╭─ Data

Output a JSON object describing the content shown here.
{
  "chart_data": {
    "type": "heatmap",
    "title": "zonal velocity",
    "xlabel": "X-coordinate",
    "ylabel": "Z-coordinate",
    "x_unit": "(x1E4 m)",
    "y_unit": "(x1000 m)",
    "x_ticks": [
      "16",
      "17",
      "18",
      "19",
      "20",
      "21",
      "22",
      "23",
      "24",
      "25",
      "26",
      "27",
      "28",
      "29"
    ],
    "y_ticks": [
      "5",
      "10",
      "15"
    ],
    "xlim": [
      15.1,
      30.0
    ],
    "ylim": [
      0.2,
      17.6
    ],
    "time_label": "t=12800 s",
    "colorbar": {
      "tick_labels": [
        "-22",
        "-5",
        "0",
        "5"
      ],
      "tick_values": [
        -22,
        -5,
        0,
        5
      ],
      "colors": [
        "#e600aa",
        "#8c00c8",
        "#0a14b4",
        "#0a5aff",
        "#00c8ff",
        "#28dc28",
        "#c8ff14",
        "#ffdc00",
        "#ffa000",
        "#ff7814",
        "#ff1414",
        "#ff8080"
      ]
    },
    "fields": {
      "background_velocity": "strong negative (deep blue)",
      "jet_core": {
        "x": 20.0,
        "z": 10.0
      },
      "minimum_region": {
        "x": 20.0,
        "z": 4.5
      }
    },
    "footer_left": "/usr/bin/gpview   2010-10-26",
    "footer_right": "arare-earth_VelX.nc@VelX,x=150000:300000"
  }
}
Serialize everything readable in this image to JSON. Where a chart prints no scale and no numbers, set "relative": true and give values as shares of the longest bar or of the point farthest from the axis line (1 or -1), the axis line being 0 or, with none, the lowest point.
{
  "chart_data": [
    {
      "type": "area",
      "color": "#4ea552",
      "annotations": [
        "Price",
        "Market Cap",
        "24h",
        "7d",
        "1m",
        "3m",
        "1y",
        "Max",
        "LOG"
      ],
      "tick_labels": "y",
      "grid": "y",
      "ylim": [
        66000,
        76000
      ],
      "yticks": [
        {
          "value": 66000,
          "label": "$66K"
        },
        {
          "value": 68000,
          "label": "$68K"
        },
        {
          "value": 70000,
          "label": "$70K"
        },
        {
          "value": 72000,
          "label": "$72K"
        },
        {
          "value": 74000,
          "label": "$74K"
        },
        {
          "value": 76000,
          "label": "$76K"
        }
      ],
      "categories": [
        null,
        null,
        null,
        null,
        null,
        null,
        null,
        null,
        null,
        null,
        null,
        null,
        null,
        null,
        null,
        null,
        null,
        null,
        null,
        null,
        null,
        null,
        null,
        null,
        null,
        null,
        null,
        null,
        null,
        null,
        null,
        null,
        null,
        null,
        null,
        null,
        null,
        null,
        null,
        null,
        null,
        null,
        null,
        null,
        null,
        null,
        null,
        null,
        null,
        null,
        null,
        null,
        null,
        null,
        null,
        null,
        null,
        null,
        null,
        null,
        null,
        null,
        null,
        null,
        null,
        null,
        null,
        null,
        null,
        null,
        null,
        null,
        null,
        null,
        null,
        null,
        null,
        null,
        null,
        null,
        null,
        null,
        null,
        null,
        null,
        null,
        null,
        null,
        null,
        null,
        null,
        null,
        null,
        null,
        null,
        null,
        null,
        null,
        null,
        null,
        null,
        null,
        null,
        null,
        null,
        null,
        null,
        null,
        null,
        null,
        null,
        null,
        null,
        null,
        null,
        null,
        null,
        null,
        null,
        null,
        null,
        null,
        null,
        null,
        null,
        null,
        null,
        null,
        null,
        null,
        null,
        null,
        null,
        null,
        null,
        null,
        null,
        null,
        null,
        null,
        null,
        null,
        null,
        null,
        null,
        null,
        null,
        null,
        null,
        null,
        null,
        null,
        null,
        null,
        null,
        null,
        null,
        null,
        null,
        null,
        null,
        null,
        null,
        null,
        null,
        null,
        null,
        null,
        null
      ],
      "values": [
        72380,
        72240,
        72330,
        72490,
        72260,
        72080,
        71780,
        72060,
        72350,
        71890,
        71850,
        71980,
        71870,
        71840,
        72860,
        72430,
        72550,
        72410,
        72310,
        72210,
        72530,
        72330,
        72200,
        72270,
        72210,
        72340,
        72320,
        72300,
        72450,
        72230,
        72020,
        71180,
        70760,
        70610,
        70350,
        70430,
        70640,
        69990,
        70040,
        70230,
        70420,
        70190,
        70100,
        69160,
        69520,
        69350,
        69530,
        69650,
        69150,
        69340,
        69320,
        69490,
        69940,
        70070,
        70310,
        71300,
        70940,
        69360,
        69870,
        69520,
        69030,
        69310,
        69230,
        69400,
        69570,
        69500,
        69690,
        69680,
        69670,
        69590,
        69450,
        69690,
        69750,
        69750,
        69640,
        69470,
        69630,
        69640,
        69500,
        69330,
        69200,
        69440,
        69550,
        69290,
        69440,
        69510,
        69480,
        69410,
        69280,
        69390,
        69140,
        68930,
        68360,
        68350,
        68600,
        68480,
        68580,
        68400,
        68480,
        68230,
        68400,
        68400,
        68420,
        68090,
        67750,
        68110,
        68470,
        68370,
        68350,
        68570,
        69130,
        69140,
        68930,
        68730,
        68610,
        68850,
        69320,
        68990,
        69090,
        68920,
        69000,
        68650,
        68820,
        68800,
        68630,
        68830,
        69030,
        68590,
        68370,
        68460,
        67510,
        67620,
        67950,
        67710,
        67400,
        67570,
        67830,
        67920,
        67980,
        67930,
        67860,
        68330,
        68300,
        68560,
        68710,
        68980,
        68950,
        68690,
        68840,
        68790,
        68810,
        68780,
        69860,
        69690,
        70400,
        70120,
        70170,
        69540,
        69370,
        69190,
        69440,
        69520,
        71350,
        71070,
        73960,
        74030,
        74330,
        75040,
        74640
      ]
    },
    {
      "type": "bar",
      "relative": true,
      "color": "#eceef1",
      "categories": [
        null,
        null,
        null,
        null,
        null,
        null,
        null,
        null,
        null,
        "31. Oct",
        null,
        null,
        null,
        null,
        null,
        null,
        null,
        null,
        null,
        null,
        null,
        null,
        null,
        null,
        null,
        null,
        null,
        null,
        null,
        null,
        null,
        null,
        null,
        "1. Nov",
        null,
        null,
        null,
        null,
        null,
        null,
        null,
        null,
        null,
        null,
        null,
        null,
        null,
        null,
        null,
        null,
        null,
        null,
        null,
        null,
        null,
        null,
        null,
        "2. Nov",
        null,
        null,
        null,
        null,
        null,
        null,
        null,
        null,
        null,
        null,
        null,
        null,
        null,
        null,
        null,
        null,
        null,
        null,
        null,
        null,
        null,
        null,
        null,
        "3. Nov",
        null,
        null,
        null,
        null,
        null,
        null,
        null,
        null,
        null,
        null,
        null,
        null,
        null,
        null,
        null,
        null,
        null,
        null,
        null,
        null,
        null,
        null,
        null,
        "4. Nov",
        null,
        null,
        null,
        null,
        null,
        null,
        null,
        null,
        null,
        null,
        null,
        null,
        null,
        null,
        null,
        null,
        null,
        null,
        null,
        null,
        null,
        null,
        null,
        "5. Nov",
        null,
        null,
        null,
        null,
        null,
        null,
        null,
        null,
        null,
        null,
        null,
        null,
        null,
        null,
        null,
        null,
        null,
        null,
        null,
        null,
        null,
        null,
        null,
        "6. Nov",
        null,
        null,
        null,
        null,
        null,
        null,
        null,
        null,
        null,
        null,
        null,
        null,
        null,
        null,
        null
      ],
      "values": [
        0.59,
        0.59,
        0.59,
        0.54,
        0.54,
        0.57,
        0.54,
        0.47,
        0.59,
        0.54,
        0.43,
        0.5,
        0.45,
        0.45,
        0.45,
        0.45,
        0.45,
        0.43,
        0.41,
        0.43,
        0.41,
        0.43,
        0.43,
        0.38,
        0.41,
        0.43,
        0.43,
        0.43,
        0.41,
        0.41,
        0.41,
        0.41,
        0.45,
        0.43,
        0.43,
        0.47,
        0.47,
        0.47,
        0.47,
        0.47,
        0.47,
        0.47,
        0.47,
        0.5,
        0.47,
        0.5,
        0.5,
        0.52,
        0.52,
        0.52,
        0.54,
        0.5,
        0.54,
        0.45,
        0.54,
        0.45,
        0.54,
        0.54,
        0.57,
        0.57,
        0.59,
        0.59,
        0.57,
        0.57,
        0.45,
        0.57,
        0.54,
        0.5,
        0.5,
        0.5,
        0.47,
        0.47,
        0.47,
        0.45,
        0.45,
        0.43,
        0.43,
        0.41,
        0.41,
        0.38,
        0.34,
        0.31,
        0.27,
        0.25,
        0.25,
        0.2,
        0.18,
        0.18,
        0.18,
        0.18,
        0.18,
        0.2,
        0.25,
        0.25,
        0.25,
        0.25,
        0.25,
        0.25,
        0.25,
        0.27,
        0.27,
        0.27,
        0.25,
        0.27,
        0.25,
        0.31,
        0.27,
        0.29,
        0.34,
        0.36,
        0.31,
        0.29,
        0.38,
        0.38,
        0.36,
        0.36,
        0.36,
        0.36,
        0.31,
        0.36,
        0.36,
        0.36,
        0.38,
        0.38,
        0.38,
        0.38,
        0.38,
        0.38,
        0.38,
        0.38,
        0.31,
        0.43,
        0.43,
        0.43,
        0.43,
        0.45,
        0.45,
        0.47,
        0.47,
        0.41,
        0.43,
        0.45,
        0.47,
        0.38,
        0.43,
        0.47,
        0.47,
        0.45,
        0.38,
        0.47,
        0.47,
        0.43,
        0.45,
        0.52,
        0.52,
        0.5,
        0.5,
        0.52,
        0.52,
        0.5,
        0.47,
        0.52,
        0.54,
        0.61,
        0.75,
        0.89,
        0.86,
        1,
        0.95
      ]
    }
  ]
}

╰─

- _Directions for this task_: Pick out all the lines with the word "true" in them and copy them.

- _Completed task_:
Serialize everything readable in this image to JSON. Where a chart prints no scale and no numbers, set "relative": true and give values as shares of the longest bar or of the point farthest from the axis line (1 or -1), the axis line being 0 or, with none, the lowest point.
      "relative": true,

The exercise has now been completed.